▶ What you need to do
Please output every line of the material as it stands, without the pictures.

▶ Exercise data
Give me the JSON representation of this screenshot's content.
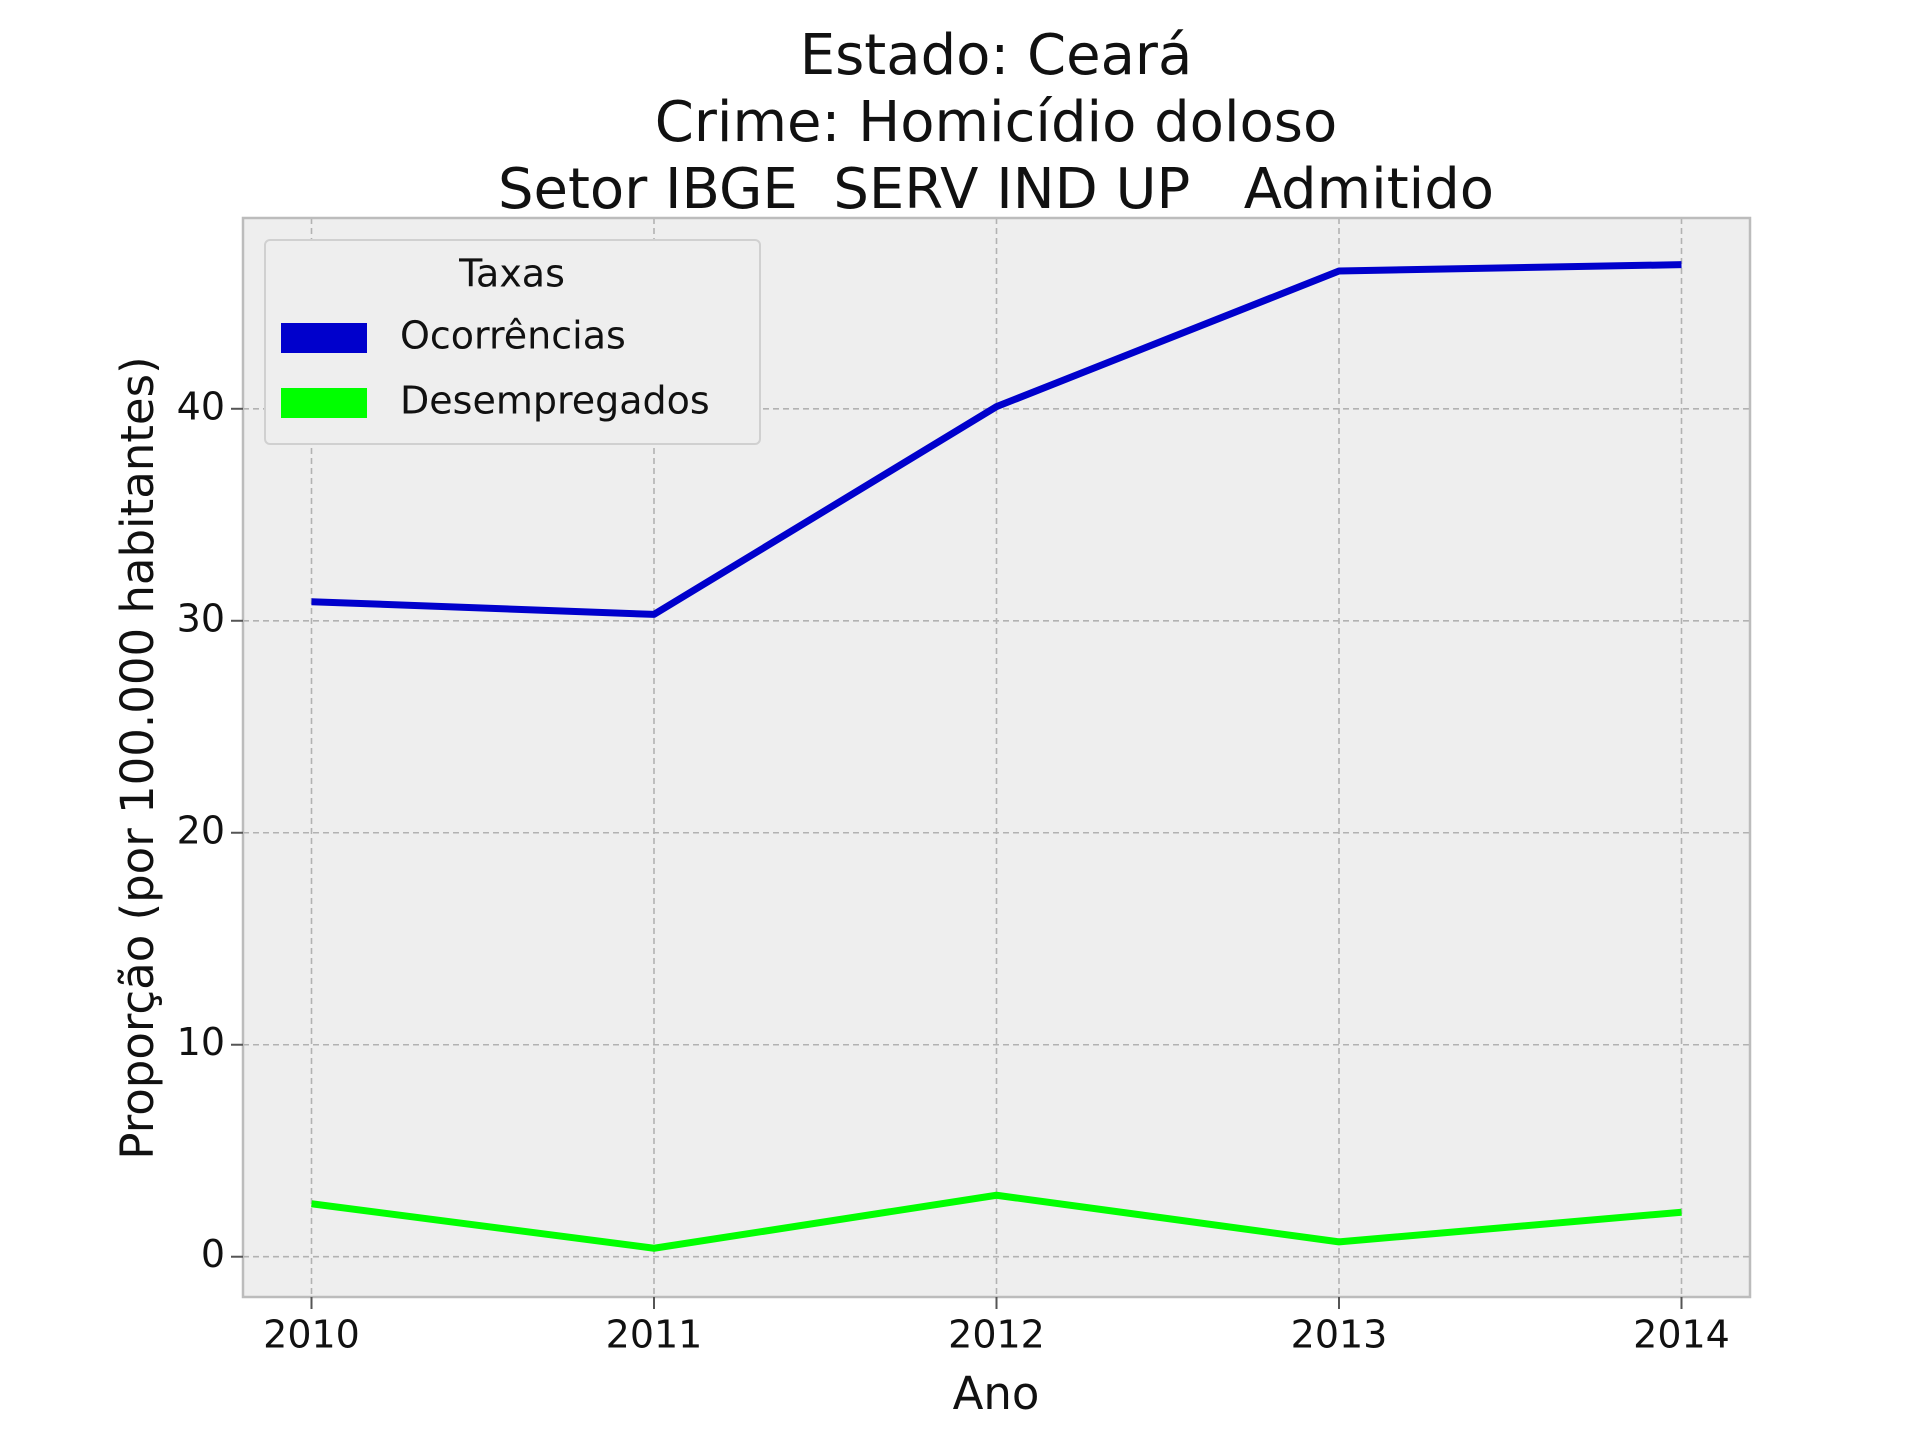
{
  "chart_data": {
    "type": "line",
    "title_lines": [
      "Estado: Ceará",
      "Crime: Homicídio doloso",
      "Setor IBGE  SERV IND UP   Admitido"
    ],
    "xlabel": "Ano",
    "ylabel": "Proporção (por 100.000 habitantes)",
    "x": [
      2010,
      2011,
      2012,
      2013,
      2014
    ],
    "x_tick_labels": [
      "2010",
      "2011",
      "2012",
      "2013",
      "2014"
    ],
    "y_ticks": [
      0,
      10,
      20,
      30,
      40
    ],
    "y_tick_labels": [
      "0",
      "10",
      "20",
      "30",
      "40"
    ],
    "xlim": [
      2009.8,
      2014.2
    ],
    "ylim": [
      -1.9,
      49
    ],
    "grid": true,
    "legend": {
      "title": "Taxas",
      "placement": "upper-left"
    },
    "series": [
      {
        "name": "Ocorrências",
        "color": "#0000cc",
        "values": [
          30.9,
          30.3,
          40.1,
          46.5,
          46.8
        ]
      },
      {
        "name": "Desempregados",
        "color": "#00ff00",
        "values": [
          2.5,
          0.4,
          2.9,
          0.7,
          2.1
        ]
      }
    ]
  }
}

▶ Solved problem
Give me the JSON representation of this screenshot's content.
{
  "chart_data": {
    "type": "line",
    "title_lines": [
      "Estado: Ceará",
      "Crime: Homicídio doloso",
      "Setor IBGE  SERV IND UP   Admitido"
    ],
    "xlabel": "Ano",
    "ylabel": "Proporção (por 100.000 habitantes)",
    "x": [
      2010,
      2011,
      2012,
      2013,
      2014
    ],
    "x_tick_labels": [
      "2010",
      "2011",
      "2012",
      "2013",
      "2014"
    ],
    "y_ticks": [
      0,
      10,
      20,
      30,
      40
    ],
    "y_tick_labels": [
      "0",
      "10",
      "20",
      "30",
      "40"
    ],
    "xlim": [
      2009.8,
      2014.2
    ],
    "ylim": [
      -1.9,
      49
    ],
    "grid": true,
    "legend": {
      "title": "Taxas",
      "placement": "upper-left"
    },
    "series": [
      {
        "name": "Ocorrências",
        "color": "#0000cc",
        "values": [
          30.9,
          30.3,
          40.1,
          46.5,
          46.8
        ]
      },
      {
        "name": "Desempregados",
        "color": "#00ff00",
        "values": [
          2.5,
          0.4,
          2.9,
          0.7,
          2.1
        ]
      }
    ]
  }
}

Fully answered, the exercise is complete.